Copy out the material below in full, but not its images.

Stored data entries
● ● ● ● ● ● ●

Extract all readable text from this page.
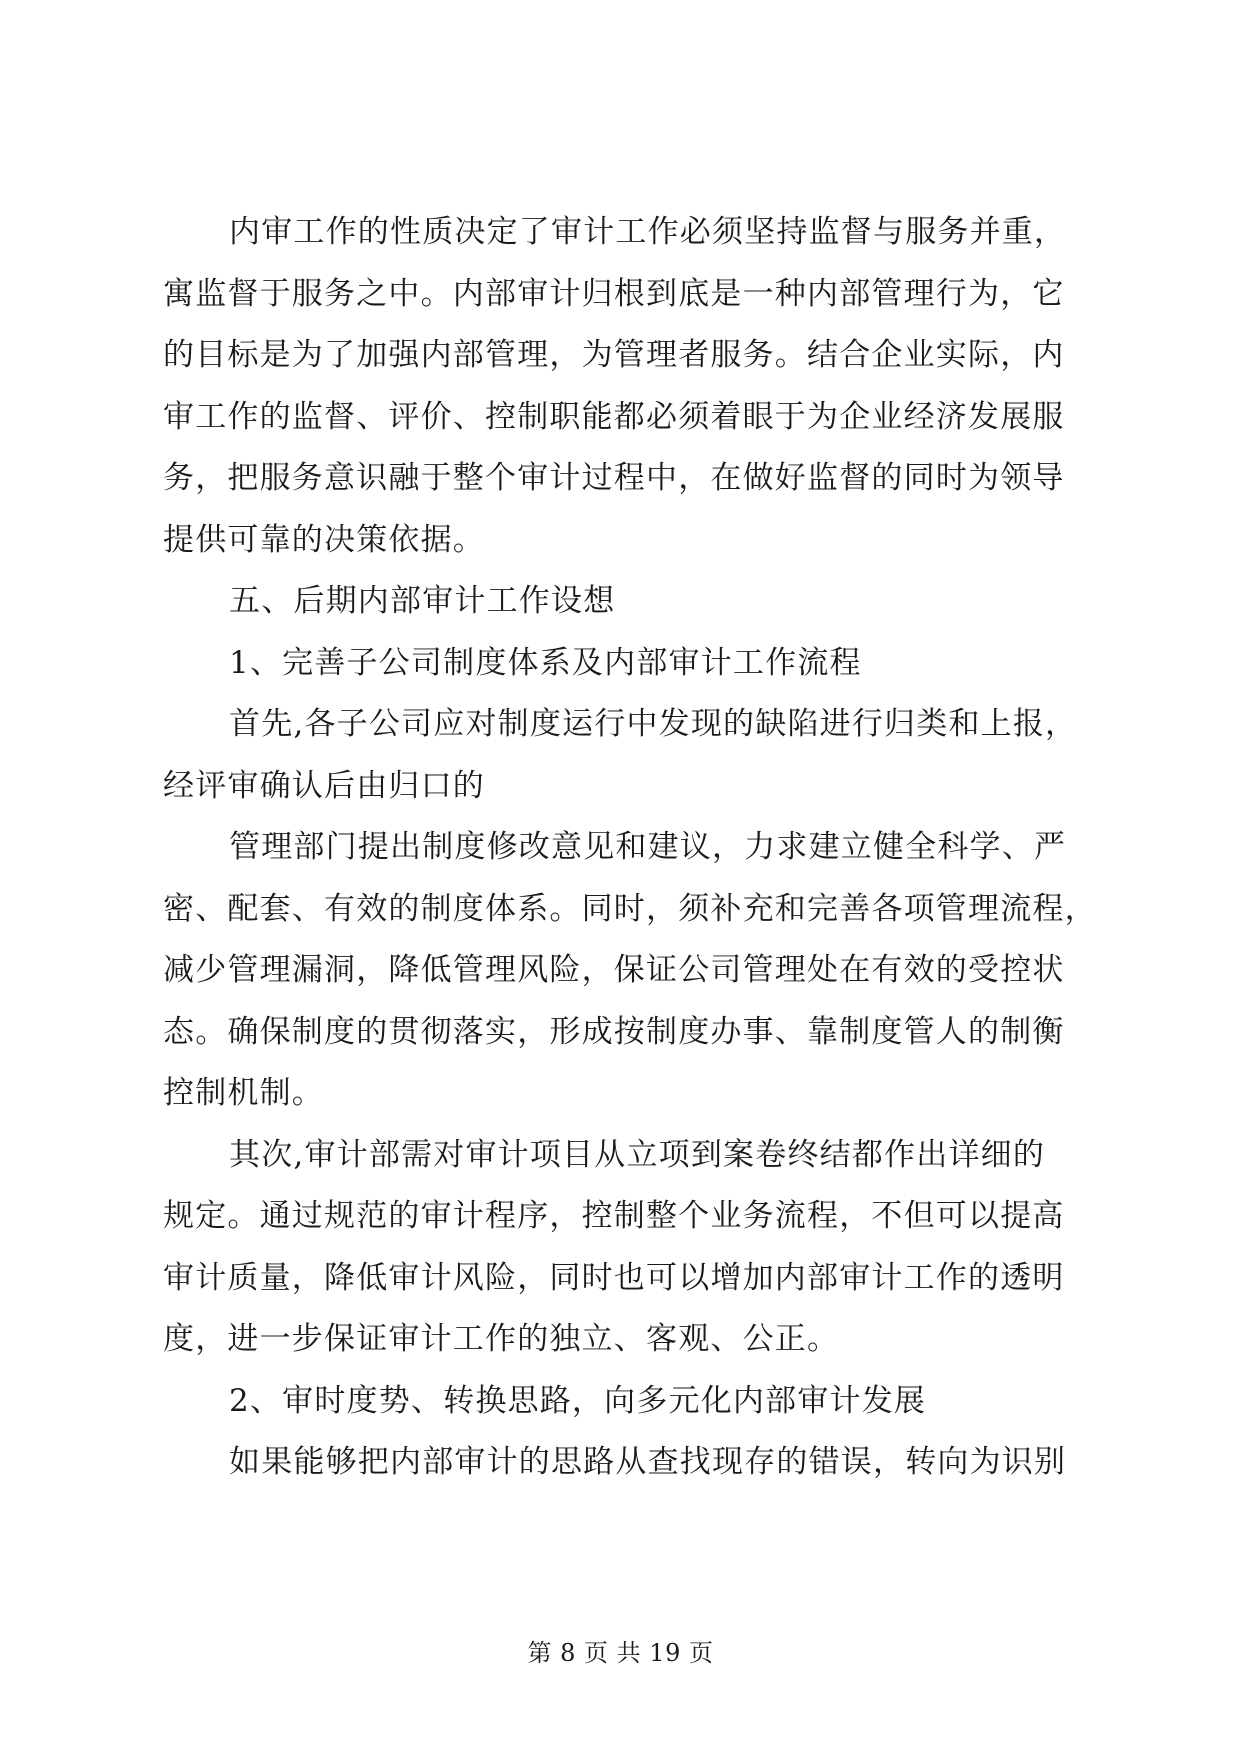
内审工作的性质决定了审计工作必须坚持监督与服务并重，
寓监督于服务之中。内部审计归根到底是一种内部管理行为，它
的目标是为了加强内部管理，为管理者服务。结合企业实际，内
审工作的监督、评价、控制职能都必须着眼于为企业经济发展服
务，把服务意识融于整个审计过程中，在做好监督的同时为领导
提供可靠的决策依据。
五、后期内部审计工作设想
1、完善子公司制度体系及内部审计工作流程
首先,各子公司应对制度运行中发现的缺陷进行归类和上报，
经评审确认后由归口的
管理部门提出制度修改意见和建议，力求建立健全科学、严
密、配套、有效的制度体系。同时，须补充和完善各项管理流程，
减少管理漏洞，降低管理风险，保证公司管理处在有效的受控状
态。确保制度的贯彻落实，形成按制度办事、靠制度管人的制衡
控制机制。
其次,审计部需对审计项目从立项到案卷终结都作出详细的
规定。通过规范的审计程序，控制整个业务流程，不但可以提高
审计质量，降低审计风险，同时也可以增加内部审计工作的透明
度，进一步保证审计工作的独立、客观、公正。
2、审时度势、转换思路，向多元化内部审计发展
如果能够把内部审计的思路从查找现存的错误，转向为识别
第 8 页 共 19 页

● ● ● ● ● ● ●

**Expected answer**
Extract all readable text from this page.
内审工作的性质决定了审计工作必须坚持监督与服务并重，
寓监督于服务之中。内部审计归根到底是一种内部管理行为，它
的目标是为了加强内部管理，为管理者服务。结合企业实际，内
审工作的监督、评价、控制职能都必须着眼于为企业经济发展服
务，把服务意识融于整个审计过程中，在做好监督的同时为领导
提供可靠的决策依据。
五、后期内部审计工作设想
1、完善子公司制度体系及内部审计工作流程
首先,各子公司应对制度运行中发现的缺陷进行归类和上报，
经评审确认后由归口的
管理部门提出制度修改意见和建议，力求建立健全科学、严
密、配套、有效的制度体系。同时，须补充和完善各项管理流程，
减少管理漏洞，降低管理风险，保证公司管理处在有效的受控状
态。确保制度的贯彻落实，形成按制度办事、靠制度管人的制衡
控制机制。
其次,审计部需对审计项目从立项到案卷终结都作出详细的
规定。通过规范的审计程序，控制整个业务流程，不但可以提高
审计质量，降低审计风险，同时也可以增加内部审计工作的透明
度，进一步保证审计工作的独立、客观、公正。
2、审时度势、转换思路，向多元化内部审计发展
如果能够把内部审计的思路从查找现存的错误，转向为识别
第 8 页 共 19 页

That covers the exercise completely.